## Work to be completed:
Scan the records below for the word "What" and give only the number of lines that hold it.

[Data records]
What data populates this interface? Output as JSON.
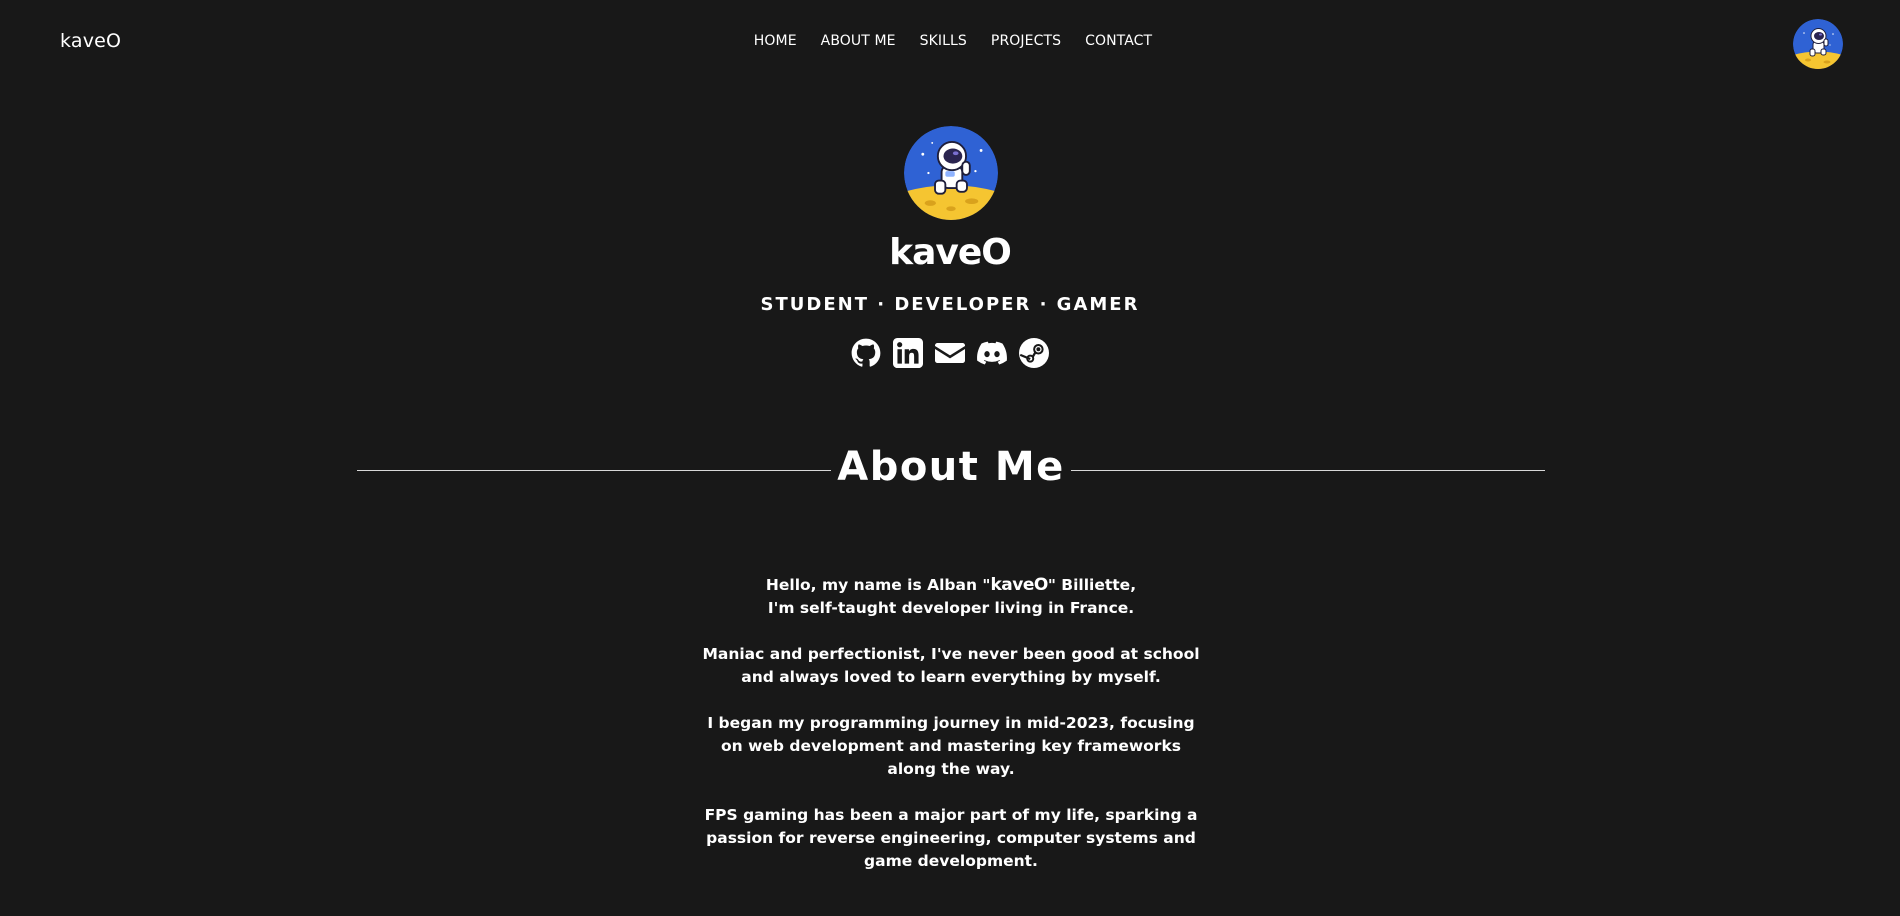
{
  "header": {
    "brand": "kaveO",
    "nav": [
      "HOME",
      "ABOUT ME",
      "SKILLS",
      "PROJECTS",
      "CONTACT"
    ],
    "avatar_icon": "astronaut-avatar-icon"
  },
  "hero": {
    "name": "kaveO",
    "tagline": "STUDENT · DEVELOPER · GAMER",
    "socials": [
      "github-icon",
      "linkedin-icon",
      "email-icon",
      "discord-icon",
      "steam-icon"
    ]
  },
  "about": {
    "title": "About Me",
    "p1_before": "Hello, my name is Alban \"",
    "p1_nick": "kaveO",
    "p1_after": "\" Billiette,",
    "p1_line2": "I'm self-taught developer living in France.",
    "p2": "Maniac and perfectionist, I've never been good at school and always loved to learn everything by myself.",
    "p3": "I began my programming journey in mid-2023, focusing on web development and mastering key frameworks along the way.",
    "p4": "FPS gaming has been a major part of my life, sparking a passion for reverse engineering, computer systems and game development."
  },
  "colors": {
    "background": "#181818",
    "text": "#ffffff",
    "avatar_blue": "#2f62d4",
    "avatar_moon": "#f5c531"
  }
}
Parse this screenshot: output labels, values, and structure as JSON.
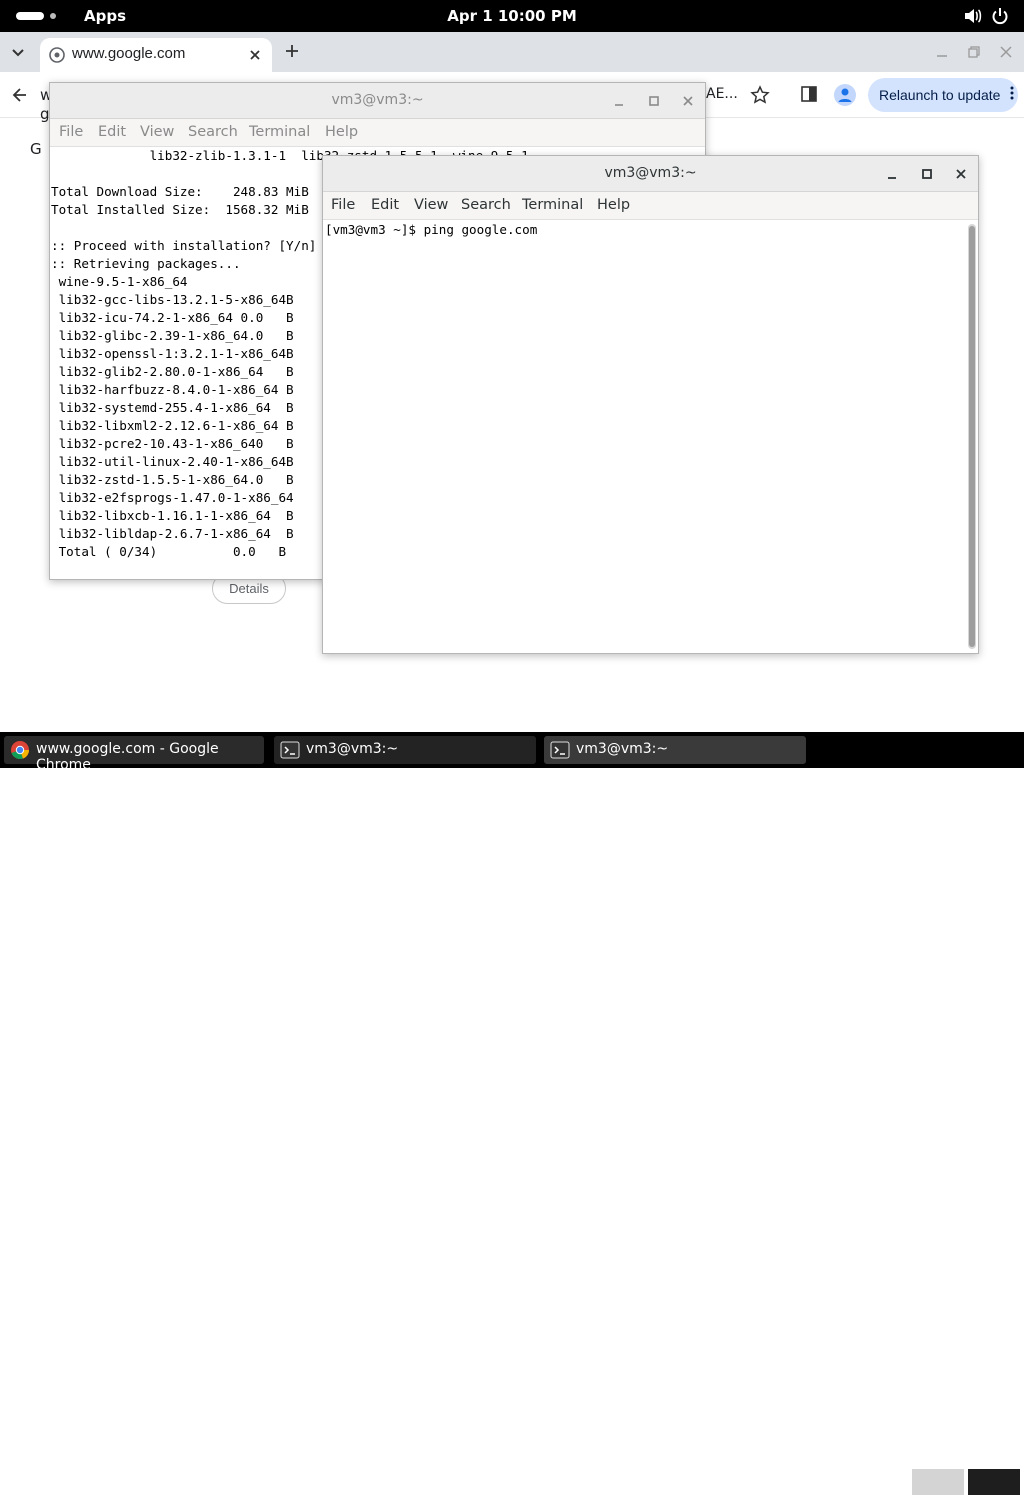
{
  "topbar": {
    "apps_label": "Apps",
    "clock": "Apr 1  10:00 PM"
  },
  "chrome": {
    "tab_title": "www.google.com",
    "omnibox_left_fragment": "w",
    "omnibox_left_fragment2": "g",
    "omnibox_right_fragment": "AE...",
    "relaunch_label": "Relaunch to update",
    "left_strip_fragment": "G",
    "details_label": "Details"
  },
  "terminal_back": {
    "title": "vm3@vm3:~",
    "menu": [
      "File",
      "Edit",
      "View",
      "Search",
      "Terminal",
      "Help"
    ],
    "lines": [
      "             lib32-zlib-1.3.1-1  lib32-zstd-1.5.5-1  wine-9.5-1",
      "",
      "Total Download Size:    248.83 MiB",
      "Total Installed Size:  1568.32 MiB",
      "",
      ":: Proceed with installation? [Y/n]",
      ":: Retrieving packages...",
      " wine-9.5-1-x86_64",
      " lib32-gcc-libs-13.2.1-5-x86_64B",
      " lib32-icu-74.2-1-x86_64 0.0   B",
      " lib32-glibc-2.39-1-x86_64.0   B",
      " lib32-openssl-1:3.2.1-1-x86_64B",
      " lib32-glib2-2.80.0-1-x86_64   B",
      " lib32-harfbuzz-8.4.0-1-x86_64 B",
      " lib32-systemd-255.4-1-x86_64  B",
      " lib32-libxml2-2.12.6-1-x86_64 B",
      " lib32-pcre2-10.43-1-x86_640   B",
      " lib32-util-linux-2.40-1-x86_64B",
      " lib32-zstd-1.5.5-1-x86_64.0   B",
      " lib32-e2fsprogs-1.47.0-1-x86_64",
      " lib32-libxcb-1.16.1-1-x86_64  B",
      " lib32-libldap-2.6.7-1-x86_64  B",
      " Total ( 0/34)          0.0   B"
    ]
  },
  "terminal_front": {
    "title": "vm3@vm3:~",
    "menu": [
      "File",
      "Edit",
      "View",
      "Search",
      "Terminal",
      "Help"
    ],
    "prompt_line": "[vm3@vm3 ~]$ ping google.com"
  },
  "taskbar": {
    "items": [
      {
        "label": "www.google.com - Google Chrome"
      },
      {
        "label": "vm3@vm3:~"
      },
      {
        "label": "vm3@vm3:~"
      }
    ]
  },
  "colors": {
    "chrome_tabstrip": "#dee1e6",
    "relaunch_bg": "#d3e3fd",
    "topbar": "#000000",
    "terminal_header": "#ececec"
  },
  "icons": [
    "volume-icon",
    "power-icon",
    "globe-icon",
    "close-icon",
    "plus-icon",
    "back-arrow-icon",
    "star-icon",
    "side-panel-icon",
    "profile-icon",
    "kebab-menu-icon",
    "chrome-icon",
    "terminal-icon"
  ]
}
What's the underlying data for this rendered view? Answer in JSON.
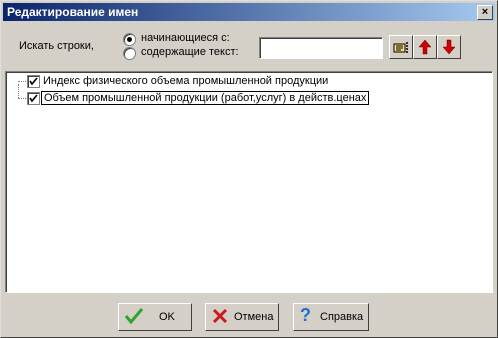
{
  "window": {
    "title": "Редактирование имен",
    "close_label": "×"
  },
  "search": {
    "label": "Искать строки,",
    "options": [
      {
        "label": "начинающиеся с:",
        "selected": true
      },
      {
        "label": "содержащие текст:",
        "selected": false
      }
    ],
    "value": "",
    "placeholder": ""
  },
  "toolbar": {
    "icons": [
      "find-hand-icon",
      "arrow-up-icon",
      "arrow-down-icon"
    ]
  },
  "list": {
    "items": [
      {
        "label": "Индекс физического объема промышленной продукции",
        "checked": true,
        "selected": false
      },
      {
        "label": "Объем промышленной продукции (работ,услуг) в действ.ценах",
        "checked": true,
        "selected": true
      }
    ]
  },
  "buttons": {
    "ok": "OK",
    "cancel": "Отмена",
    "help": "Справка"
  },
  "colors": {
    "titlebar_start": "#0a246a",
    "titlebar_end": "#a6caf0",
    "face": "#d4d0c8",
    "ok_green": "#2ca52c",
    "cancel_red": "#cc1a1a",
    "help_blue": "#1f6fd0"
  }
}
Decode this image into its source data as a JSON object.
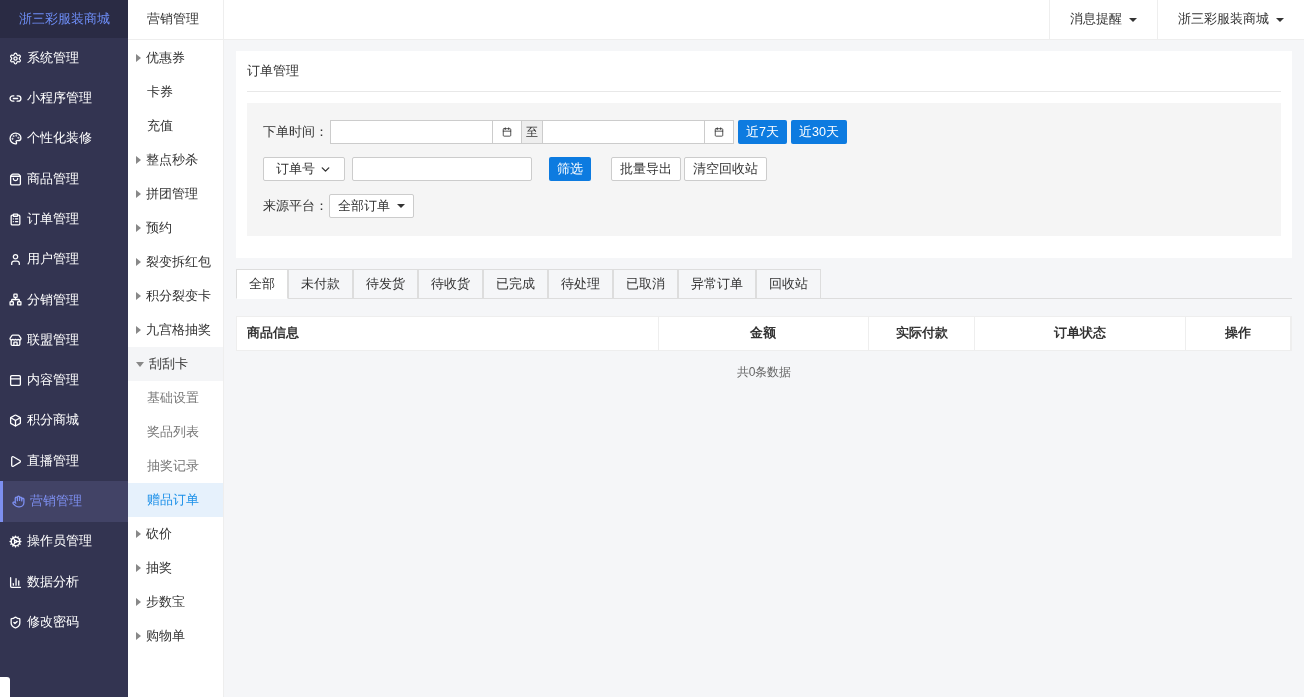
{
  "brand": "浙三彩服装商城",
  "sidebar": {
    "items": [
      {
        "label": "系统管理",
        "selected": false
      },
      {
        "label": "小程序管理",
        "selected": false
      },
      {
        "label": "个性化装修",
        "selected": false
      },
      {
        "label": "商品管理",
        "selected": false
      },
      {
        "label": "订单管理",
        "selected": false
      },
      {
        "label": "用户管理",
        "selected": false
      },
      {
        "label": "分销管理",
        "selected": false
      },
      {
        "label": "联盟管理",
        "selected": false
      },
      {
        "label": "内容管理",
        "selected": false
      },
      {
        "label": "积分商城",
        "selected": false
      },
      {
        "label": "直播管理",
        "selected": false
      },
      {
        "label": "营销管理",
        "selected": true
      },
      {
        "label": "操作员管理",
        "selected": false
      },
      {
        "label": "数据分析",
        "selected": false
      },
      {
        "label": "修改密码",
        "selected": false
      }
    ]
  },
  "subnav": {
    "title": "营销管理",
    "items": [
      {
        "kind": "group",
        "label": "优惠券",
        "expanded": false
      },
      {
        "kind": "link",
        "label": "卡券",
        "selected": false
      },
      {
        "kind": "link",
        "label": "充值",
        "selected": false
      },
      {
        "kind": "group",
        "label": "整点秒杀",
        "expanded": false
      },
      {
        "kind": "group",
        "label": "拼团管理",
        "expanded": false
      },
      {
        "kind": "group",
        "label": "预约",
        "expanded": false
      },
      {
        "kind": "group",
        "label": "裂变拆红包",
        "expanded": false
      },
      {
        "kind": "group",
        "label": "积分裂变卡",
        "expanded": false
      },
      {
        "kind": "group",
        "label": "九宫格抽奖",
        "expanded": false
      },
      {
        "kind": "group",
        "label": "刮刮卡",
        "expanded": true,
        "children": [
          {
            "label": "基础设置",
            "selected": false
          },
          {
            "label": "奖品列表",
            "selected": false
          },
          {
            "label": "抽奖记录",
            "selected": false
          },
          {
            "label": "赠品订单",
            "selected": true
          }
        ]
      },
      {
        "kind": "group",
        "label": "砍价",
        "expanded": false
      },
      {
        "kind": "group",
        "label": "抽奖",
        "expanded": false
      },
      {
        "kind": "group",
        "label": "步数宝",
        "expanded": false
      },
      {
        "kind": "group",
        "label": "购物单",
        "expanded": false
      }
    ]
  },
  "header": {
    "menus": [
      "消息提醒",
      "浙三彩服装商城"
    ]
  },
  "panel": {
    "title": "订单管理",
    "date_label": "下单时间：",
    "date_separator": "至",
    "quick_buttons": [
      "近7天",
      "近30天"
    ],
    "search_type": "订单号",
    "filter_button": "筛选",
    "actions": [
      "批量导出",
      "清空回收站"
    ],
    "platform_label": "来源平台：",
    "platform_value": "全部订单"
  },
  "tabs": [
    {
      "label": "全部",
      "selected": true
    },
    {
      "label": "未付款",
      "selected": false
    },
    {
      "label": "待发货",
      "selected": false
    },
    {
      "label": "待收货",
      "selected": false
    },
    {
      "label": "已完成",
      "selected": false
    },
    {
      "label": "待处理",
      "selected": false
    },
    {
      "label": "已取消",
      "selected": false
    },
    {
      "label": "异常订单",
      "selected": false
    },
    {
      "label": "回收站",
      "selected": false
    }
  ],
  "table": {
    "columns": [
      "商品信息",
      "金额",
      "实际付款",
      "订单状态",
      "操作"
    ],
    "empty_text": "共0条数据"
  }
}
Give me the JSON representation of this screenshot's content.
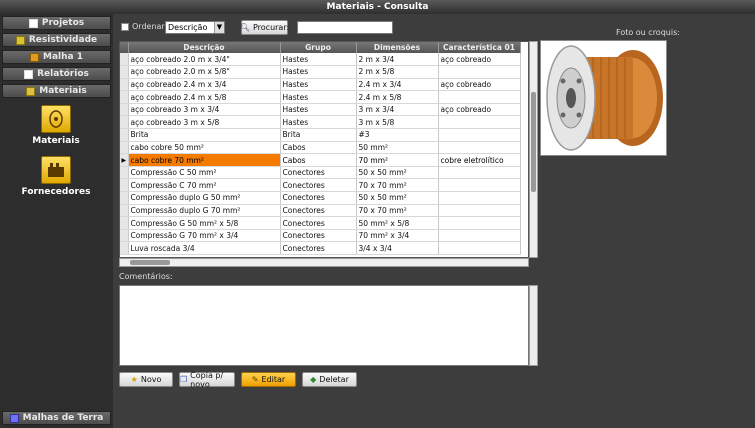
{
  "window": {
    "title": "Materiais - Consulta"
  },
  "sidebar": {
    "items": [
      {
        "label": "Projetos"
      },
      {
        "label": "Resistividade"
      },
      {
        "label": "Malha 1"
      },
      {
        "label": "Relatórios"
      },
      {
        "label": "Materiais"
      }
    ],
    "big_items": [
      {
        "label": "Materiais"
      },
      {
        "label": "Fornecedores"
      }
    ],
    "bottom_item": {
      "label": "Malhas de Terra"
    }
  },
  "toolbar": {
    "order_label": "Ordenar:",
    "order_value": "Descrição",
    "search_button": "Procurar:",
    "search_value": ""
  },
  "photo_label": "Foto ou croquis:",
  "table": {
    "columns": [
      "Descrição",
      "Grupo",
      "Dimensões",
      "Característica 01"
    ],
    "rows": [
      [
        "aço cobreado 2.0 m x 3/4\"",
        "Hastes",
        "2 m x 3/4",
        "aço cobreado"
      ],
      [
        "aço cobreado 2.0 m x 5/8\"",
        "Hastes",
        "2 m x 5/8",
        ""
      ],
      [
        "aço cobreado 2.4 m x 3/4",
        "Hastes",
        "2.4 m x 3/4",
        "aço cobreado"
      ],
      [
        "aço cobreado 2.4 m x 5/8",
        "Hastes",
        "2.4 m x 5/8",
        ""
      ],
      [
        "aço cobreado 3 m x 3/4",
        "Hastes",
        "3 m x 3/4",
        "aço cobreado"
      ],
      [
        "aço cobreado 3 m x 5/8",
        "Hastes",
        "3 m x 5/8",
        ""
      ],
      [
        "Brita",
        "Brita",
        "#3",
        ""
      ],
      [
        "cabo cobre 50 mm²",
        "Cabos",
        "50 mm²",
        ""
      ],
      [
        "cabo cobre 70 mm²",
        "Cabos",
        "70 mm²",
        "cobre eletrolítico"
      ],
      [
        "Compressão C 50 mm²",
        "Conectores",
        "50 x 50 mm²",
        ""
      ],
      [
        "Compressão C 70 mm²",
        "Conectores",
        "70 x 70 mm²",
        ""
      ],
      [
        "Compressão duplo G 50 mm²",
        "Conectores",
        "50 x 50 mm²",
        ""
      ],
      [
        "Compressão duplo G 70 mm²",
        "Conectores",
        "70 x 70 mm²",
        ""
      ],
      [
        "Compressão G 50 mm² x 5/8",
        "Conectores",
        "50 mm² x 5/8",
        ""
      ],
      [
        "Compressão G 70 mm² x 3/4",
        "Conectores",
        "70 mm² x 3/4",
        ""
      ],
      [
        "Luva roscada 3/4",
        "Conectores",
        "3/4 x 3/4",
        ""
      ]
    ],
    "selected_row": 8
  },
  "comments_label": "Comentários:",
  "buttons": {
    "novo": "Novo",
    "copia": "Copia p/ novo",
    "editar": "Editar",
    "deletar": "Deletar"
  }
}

## Expected answer:
2